Job -
Count the lines in the records below that contain the word "decisions", and reply with only that number.
::::::::::
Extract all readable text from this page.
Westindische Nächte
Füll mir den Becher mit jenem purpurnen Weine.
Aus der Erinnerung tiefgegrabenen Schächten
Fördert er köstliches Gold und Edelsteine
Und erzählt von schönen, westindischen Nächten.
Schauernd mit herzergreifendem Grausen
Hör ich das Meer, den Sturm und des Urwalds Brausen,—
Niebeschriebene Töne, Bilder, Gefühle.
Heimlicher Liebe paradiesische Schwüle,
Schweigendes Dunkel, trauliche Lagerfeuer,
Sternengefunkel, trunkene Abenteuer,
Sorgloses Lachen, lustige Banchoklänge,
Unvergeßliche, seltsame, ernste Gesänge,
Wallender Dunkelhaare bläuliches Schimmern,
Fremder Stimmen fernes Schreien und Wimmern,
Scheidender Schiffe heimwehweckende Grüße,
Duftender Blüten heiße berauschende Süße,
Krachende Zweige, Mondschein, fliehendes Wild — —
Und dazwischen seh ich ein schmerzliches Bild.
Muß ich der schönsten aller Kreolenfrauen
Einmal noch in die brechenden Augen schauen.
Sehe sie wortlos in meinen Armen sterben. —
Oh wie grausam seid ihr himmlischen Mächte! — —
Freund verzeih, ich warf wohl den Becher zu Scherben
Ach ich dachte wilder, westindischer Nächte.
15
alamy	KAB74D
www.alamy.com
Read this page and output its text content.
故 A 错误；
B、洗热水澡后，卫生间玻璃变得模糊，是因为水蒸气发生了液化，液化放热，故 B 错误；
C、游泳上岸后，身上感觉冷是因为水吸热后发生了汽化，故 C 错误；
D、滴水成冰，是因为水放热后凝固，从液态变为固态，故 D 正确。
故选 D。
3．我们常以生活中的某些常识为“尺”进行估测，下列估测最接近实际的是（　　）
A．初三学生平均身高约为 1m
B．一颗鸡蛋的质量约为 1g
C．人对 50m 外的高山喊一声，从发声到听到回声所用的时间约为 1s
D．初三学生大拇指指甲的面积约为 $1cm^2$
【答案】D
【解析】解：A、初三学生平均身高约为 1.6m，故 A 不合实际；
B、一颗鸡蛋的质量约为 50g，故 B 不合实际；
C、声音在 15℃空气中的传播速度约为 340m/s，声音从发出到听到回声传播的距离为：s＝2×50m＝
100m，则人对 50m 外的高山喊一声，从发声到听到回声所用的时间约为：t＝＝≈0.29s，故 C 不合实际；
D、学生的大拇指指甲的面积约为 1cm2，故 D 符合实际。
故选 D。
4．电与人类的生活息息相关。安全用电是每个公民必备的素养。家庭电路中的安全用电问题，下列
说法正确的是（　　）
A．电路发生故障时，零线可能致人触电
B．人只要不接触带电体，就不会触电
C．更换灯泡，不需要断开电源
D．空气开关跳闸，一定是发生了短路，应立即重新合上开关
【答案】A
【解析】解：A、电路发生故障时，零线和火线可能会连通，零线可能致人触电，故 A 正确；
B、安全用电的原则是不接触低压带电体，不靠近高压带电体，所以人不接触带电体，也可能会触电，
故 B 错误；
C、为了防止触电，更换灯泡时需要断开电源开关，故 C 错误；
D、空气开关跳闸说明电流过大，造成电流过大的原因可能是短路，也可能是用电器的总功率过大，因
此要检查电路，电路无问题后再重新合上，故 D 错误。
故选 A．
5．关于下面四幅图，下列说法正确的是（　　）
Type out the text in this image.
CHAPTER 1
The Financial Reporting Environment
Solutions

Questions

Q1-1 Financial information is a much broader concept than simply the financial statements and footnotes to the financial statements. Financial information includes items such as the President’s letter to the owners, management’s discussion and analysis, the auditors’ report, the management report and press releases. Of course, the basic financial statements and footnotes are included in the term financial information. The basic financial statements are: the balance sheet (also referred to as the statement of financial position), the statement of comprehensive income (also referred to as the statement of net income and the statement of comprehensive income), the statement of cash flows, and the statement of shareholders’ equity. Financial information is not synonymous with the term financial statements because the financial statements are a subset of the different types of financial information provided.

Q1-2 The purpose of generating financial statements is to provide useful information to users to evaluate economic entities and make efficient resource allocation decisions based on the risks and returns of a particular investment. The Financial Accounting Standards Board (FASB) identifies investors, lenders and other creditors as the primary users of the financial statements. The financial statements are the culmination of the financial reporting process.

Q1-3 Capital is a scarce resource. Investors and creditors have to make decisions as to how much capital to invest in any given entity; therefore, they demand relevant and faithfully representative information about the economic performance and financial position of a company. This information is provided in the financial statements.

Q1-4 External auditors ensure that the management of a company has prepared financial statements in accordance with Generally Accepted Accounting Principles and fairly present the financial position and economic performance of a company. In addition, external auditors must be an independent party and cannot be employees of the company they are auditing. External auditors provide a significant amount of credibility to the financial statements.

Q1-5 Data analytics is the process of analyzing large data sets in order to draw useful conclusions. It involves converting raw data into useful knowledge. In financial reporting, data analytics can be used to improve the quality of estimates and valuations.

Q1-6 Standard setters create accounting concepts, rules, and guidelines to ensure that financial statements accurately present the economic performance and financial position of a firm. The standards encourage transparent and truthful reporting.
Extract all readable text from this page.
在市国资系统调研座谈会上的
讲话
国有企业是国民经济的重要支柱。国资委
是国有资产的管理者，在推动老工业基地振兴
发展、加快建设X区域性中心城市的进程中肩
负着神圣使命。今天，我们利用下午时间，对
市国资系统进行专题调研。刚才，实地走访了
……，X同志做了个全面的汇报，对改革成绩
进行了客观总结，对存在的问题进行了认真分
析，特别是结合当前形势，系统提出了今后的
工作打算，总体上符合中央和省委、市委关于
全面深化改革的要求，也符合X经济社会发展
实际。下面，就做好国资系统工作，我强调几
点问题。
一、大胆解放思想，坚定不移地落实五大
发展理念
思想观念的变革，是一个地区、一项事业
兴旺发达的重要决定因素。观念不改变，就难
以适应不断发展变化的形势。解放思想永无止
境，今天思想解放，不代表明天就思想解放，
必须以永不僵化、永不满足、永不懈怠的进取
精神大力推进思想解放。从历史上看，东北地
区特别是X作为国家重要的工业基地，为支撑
::::::::::
Answer to this task -
2